Extract every line of the listing below that contains the string "insured". The match is case-sensitive.

>>>

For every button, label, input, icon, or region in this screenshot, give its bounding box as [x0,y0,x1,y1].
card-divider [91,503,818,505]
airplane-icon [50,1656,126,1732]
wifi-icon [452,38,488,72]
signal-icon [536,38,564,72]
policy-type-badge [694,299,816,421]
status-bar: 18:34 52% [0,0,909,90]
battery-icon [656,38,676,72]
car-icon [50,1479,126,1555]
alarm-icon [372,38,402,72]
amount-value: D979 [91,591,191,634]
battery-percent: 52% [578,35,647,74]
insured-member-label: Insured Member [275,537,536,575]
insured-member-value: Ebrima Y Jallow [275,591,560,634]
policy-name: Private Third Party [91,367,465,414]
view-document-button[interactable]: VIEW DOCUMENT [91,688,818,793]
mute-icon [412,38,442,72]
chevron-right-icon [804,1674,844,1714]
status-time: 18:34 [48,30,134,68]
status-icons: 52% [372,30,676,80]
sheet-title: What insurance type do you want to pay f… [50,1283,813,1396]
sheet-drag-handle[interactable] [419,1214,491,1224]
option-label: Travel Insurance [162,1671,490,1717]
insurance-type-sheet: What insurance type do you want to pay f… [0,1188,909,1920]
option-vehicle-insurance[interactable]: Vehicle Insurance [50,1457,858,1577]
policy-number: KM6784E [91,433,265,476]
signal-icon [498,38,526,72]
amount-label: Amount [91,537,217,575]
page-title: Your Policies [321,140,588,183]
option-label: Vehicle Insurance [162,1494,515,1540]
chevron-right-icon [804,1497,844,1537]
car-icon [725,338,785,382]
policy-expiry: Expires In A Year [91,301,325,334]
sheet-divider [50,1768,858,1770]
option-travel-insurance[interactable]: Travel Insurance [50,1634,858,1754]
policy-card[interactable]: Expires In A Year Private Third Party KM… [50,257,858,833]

<<<

Exercise response
insured-member-label: Insured Member [275,537,536,575]
insured-member-value: Ebrima Y Jallow [275,591,560,634]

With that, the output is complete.